Vineet Kumar, former Director of Analytics and Data Science at GoDaddy, shares how and why he helped the company to move beyond business performance insights to provide ‘customer outcome’ insights
In the world of business analytics, it’s common for enterprises to track simple metrics about customer engagement or perceptions of their brand(s). But metrics such as NPS (net promoter score) are only indirectly linked to the value customers get from their relationship with a company.
As Vineet Kumar, former Director of Analytics and Data Science at domain registration company GoDaddy, says in this week’s Business of Data podcast episode, it’s generally better to measure the outcomes customers achieve with a product or service, instead. He calls this ‘customer outcome’ analytics.
“Customer value really means, are your customers deriving value by using your products or services?” Kumar says. “And typically, companies that are able to measure and optimize for customer value see a much higher and sustained growth.”
Kumar notes that focusing on metrics that act as proxies for customer value enable analytics teams to uncover insights about the link between customer engagement and customer value and how better customer outcomes will lead to higher customer retention. These learnings can then feed into a causal model to inform ‘go to market’ and product decisions.
“It boils down to whether you have the right ‘north star’ metric that can measure a proxy for customer value,” he continues. “At GoDaddy, we anchor our decisioning and experiments around customer value, which has given us so much better an understanding of our customers.”

**WORK TO COMPLETE:**
A) Reproduce a passage of the article on customer outcome analytics word for word. Begin at the words "As Vineet Kumar, former" and stop after "and product decisions.".
B) Summarize the article on customer outcome analytics in two sentences.

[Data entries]
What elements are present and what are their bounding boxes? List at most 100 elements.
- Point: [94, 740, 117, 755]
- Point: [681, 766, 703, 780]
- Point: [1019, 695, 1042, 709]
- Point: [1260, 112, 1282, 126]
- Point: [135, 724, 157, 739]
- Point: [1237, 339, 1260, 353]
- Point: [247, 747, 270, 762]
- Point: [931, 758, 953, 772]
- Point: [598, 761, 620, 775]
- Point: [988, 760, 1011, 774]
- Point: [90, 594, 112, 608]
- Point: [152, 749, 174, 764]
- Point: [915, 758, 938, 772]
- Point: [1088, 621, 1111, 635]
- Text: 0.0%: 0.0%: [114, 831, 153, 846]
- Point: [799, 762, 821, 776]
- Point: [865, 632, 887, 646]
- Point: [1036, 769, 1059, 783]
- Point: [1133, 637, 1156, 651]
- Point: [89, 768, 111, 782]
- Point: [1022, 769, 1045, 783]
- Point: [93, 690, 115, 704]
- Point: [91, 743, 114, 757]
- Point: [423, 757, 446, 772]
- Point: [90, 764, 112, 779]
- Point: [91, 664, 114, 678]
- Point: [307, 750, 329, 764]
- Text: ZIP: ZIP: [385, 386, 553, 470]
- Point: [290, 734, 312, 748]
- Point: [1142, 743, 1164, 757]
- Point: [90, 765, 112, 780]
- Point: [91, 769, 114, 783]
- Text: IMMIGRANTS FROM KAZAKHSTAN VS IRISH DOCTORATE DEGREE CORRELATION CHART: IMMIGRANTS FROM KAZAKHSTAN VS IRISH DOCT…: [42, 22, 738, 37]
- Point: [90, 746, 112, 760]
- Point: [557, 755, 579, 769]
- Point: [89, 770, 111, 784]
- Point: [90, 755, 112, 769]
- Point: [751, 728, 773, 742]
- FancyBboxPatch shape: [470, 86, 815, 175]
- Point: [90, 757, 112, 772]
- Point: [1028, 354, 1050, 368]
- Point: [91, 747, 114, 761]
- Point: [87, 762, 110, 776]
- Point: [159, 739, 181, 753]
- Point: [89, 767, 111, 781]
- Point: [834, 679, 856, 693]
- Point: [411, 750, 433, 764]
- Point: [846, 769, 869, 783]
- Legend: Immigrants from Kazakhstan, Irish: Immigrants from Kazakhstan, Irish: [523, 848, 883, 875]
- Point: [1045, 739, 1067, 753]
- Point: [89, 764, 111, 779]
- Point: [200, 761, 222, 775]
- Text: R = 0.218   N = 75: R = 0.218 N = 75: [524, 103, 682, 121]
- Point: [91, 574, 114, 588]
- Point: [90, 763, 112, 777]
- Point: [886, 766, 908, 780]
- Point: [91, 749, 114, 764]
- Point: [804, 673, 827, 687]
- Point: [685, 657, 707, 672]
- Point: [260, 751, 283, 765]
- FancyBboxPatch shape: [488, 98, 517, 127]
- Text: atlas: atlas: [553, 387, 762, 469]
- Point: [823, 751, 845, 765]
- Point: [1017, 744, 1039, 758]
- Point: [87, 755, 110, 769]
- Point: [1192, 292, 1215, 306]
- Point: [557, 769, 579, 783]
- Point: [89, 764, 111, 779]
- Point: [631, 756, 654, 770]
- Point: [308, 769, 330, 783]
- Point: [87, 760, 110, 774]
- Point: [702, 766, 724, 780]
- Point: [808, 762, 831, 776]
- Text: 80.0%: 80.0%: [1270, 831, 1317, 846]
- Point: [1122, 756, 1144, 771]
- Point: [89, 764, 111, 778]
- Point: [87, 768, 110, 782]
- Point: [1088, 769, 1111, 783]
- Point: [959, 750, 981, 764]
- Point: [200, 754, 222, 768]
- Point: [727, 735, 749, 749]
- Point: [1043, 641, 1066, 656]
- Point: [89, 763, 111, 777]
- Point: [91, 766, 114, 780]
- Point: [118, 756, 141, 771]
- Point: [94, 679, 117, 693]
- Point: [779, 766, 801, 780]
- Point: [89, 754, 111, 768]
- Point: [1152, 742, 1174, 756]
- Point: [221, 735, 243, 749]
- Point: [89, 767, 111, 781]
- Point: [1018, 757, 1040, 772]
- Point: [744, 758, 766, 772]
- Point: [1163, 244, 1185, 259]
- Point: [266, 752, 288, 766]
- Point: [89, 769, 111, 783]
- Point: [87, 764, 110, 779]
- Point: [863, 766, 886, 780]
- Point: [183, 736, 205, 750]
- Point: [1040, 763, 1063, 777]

**OUTPUTS BY TASK:**
A)
As Vineet Kumar, former Director of Analytics and Data Science at domain registration company GoDaddy, says in this week’s Business of Data podcast episode, it’s generally better to measure the outcomes customers achieve with a product or service, instead. He calls this ‘customer outcome’ analytics.
“Customer value really means, are your customers deriving value by using your products or services?” Kumar says. “And typically, companies that are able to measure and optimize for customer value see a much higher and sustained growth.”
Kumar notes that focusing on metrics that act as proxies for customer value enable analytics teams to uncover insights about the link between customer engagement and customer value and how better customer outcomes will lead to higher customer retention. These learnings can then feed into a causal model to inform ‘go to market’ and product decisions.

B) Vineet Kumar, former Director of Analytics and Data Science at GoDaddy, says it is generally better to measure the outcomes customers achieve with a product or service than to track metrics such as NPS, which are only indirectly linked to the value customers get. He notes that companies able to measure and optimize for customer value see much higher and sustained growth, and that GoDaddy anchors its decisioning and experiments around customer value.